*Excerpted records*
** START **

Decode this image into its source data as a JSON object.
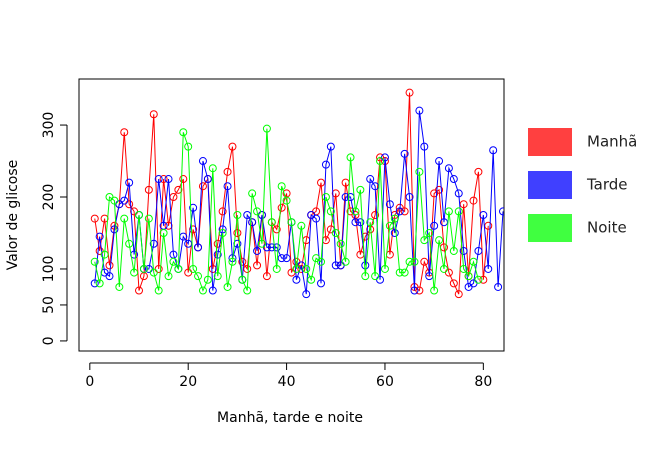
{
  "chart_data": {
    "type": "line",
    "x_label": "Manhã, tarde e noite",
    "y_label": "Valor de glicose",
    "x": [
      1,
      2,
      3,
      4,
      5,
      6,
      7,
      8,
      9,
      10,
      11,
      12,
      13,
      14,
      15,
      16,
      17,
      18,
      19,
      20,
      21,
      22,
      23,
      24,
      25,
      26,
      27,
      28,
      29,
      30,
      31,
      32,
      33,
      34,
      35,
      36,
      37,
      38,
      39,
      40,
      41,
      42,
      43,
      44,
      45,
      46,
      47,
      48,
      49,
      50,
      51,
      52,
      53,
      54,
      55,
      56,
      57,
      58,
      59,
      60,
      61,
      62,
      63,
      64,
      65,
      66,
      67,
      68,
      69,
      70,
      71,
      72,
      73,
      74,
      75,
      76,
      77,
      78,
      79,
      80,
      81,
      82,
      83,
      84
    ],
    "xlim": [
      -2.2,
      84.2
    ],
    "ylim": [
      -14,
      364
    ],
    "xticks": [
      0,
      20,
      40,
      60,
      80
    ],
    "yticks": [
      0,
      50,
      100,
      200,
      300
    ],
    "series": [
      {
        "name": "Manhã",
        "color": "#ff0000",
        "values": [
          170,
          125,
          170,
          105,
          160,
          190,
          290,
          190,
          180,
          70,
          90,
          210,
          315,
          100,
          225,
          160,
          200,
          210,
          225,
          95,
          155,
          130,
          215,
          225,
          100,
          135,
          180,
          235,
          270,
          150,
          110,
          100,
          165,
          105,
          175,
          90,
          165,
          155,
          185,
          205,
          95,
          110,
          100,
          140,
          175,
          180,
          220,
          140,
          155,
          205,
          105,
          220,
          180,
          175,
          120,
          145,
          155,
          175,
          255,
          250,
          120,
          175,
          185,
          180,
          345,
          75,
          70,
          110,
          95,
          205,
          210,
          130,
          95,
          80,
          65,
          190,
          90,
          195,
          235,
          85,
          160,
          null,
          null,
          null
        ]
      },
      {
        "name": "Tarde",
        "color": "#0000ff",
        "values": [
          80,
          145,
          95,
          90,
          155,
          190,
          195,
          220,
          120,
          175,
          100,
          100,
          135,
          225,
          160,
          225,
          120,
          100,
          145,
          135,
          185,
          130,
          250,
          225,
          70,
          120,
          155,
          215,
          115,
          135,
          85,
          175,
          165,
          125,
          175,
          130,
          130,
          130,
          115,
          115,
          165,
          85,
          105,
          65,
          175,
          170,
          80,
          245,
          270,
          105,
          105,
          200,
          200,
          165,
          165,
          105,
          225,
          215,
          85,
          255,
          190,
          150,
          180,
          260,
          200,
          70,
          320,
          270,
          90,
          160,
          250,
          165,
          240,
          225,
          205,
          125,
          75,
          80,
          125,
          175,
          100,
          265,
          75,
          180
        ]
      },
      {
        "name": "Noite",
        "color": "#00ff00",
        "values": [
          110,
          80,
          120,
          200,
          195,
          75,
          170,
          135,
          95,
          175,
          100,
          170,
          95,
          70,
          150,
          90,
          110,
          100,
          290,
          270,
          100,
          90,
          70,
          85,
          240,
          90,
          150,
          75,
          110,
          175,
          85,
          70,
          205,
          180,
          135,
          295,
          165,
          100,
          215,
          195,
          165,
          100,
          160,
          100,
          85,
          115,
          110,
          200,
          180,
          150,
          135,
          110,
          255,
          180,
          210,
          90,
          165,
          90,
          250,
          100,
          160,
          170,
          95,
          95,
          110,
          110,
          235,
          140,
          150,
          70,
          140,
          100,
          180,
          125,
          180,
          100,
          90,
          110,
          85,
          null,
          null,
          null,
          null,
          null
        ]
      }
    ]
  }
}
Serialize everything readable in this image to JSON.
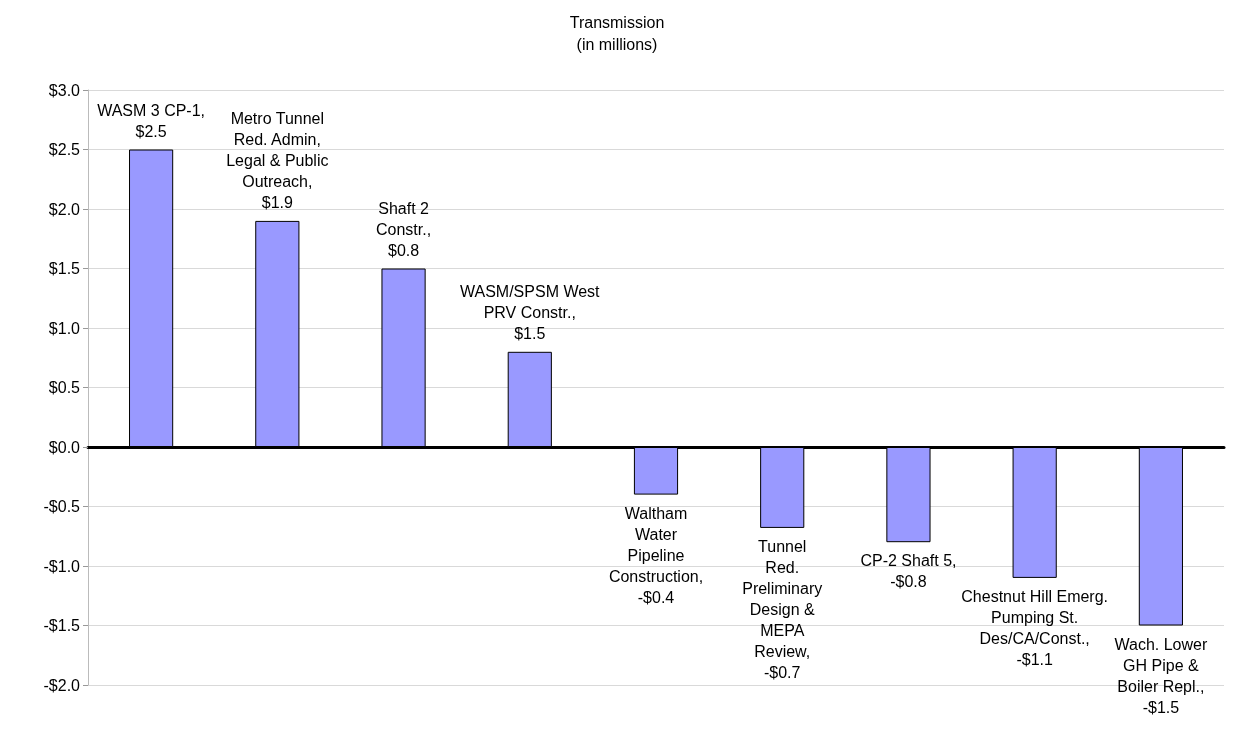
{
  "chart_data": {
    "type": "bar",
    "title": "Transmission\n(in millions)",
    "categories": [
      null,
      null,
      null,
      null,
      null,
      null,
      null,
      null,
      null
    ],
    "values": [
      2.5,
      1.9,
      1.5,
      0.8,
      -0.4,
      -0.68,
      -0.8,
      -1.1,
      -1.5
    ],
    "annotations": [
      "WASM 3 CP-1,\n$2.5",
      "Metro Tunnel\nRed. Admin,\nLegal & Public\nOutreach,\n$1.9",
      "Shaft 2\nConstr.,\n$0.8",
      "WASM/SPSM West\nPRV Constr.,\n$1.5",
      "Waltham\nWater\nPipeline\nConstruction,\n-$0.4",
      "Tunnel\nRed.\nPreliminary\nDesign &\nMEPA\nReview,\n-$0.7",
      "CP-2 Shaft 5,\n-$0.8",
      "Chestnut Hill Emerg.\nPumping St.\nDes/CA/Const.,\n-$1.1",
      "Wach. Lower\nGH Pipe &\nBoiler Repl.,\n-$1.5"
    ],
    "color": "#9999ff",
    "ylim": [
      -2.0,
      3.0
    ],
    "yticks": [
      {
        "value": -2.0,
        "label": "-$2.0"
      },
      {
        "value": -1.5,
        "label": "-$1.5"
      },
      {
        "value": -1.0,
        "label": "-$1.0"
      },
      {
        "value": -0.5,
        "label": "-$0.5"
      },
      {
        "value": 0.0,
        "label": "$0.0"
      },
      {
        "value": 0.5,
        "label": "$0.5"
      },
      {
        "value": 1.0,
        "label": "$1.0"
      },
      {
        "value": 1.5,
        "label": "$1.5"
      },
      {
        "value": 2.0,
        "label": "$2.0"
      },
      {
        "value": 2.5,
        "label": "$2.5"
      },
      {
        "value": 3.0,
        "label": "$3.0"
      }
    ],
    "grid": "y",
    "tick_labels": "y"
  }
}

** END **
** START **

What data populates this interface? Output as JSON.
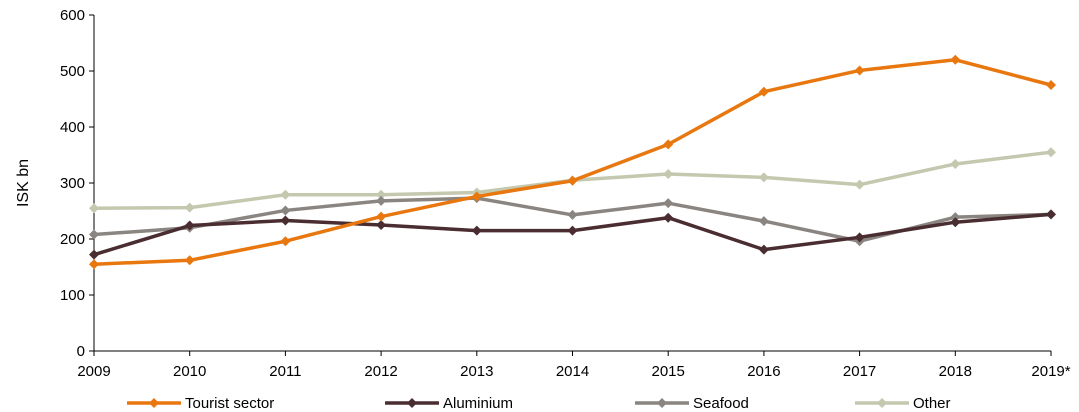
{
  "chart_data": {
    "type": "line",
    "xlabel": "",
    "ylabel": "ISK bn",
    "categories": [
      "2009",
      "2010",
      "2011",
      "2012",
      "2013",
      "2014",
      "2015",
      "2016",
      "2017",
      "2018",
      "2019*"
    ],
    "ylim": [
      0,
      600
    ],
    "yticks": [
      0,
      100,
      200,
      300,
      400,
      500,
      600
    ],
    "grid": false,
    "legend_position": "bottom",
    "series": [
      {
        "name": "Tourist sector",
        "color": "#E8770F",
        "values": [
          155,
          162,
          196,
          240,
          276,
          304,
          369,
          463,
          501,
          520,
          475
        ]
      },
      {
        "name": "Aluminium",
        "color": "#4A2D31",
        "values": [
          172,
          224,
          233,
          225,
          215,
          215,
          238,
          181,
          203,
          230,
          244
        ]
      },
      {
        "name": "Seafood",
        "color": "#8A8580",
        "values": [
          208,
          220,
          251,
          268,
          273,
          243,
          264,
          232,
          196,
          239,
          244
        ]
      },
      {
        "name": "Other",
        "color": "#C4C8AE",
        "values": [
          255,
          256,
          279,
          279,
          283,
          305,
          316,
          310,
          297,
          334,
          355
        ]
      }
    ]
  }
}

** END **
** START **

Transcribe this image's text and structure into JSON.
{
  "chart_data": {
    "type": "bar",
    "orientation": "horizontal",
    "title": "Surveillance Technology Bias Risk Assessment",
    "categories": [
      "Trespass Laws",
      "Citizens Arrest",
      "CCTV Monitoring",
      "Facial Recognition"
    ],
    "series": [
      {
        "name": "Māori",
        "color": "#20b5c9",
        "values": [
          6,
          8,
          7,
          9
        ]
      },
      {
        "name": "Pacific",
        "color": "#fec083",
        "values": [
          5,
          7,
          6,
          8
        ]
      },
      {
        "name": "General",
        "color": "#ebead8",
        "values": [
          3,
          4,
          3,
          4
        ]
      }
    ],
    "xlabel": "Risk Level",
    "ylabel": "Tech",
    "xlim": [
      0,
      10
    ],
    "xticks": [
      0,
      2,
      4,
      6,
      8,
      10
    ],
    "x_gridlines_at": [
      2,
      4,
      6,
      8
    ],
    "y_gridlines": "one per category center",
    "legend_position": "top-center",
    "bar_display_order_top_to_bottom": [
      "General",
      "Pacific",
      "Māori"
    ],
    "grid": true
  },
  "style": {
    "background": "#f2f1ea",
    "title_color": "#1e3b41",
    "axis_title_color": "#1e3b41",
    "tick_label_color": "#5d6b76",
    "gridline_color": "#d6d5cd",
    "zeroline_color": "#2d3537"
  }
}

** END **

*What you need to do*
Check each line of the entries above for the word "into". List the ones that have it.

*Task result*
Decode this image into its source data as a JSON object.
Transcribe this image's text and structure into JSON.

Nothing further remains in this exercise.